WHAT IS NEEDED :: Every record below should be printed exactly as given.

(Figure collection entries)
□ □ □ □
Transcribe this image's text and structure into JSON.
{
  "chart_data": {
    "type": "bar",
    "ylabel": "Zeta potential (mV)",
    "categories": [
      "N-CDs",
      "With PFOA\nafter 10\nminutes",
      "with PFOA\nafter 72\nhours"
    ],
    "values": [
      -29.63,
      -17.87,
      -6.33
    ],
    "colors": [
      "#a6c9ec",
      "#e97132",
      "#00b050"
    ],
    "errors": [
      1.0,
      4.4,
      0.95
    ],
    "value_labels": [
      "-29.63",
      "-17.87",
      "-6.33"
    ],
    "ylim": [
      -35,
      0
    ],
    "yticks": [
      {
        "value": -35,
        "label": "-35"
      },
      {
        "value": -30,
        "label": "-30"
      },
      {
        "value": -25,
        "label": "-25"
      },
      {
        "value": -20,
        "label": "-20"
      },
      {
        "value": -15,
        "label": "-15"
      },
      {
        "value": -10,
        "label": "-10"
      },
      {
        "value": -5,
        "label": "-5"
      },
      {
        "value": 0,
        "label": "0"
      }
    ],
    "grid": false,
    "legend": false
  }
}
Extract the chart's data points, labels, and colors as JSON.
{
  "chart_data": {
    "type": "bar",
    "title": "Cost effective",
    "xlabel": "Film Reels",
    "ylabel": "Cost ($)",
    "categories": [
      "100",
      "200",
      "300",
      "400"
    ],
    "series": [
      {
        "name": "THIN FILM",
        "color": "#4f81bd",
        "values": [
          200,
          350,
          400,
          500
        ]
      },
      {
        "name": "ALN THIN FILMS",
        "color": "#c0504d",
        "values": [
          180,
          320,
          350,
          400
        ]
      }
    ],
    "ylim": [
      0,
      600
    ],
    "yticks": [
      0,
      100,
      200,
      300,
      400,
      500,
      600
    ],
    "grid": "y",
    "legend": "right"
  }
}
□ □ □ □
TASK RESPONSE ::
Transcribe this image's text and structure into JSON.
{
  "chart_data": {
    "type": "bar",
    "ylabel": "Zeta potential (mV)",
    "categories": [
      "N-CDs",
      "With PFOA\nafter 10\nminutes",
      "with PFOA\nafter 72\nhours"
    ],
    "values": [
      -29.63,
      -17.87,
      -6.33
    ],
    "colors": [
      "#a6c9ec",
      "#e97132",
      "#00b050"
    ],
    "errors": [
      1.0,
      4.4,
      0.95
    ],
    "value_labels": [
      "-29.63",
      "-17.87",
      "-6.33"
    ],
    "ylim": [
      -35,
      0
    ],
    "yticks": [
      {
        "value": -35,
        "label": "-35"
      },
      {
        "value": -30,
        "label": "-30"
      },
      {
        "value": -25,
        "label": "-25"
      },
      {
        "value": -20,
        "label": "-20"
      },
      {
        "value": -15,
        "label": "-15"
      },
      {
        "value": -10,
        "label": "-10"
      },
      {
        "value": -5,
        "label": "-5"
      },
      {
        "value": 0,
        "label": "0"
      }
    ],
    "grid": false,
    "legend": false
  }
}
Extract the chart's data points, labels, and colors as JSON.
{
  "chart_data": {
    "type": "bar",
    "title": "Cost effective",
    "xlabel": "Film Reels",
    "ylabel": "Cost ($)",
    "categories": [
      "100",
      "200",
      "300",
      "400"
    ],
    "series": [
      {
        "name": "THIN FILM",
        "color": "#4f81bd",
        "values": [
          200,
          350,
          400,
          500
        ]
      },
      {
        "name": "ALN THIN FILMS",
        "color": "#c0504d",
        "values": [
          180,
          320,
          350,
          400
        ]
      }
    ],
    "ylim": [
      0,
      600
    ],
    "yticks": [
      0,
      100,
      200,
      300,
      400,
      500,
      600
    ],
    "grid": "y",
    "legend": "right"
  }
}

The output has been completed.